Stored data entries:
— Start —
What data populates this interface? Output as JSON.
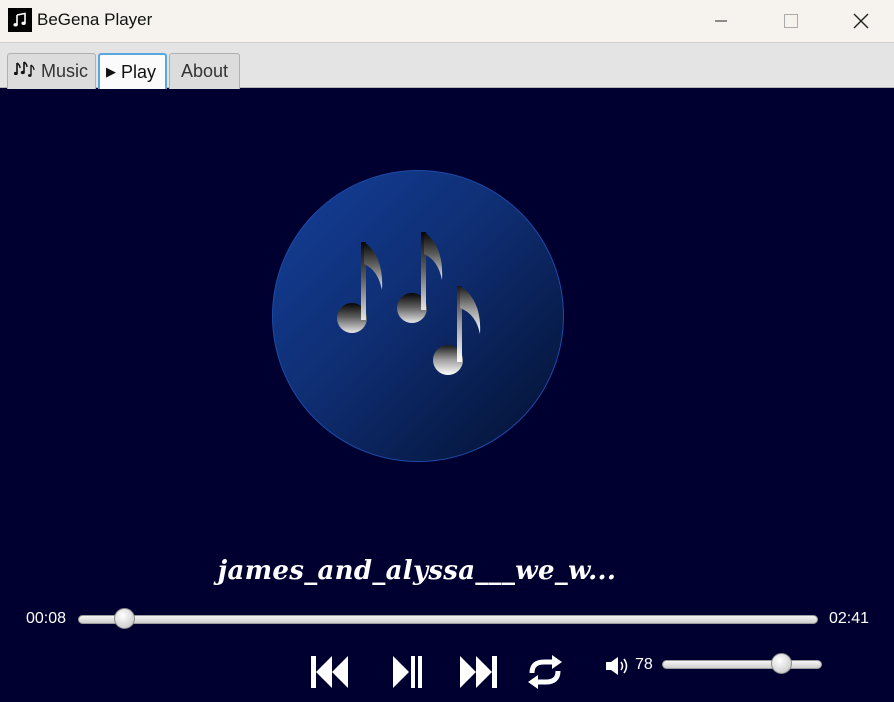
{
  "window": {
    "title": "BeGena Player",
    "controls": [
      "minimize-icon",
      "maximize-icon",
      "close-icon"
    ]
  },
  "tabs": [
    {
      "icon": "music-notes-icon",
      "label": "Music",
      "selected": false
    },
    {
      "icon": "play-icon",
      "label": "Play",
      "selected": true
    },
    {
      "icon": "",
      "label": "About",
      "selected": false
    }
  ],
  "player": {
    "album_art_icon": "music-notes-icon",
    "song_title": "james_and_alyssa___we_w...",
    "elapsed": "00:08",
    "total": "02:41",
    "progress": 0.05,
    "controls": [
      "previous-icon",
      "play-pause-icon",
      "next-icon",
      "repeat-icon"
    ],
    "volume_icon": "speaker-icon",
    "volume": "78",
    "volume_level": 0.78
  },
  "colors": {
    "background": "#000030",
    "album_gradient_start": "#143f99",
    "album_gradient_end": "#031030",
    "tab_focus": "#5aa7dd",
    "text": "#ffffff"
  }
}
— End —
TASK PROMPT: Word for word, quote the lines above. Omit the pictures.

WRITTEN SOLUTION:
What data populates this interface? Output as JSON.
{
  "window": {
    "title": "BeGena Player",
    "controls": [
      "minimize-icon",
      "maximize-icon",
      "close-icon"
    ]
  },
  "tabs": [
    {
      "icon": "music-notes-icon",
      "label": "Music",
      "selected": false
    },
    {
      "icon": "play-icon",
      "label": "Play",
      "selected": true
    },
    {
      "icon": "",
      "label": "About",
      "selected": false
    }
  ],
  "player": {
    "album_art_icon": "music-notes-icon",
    "song_title": "james_and_alyssa___we_w...",
    "elapsed": "00:08",
    "total": "02:41",
    "progress": 0.05,
    "controls": [
      "previous-icon",
      "play-pause-icon",
      "next-icon",
      "repeat-icon"
    ],
    "volume_icon": "speaker-icon",
    "volume": "78",
    "volume_level": 0.78
  },
  "colors": {
    "background": "#000030",
    "album_gradient_start": "#143f99",
    "album_gradient_end": "#031030",
    "tab_focus": "#5aa7dd",
    "text": "#ffffff"
  }
}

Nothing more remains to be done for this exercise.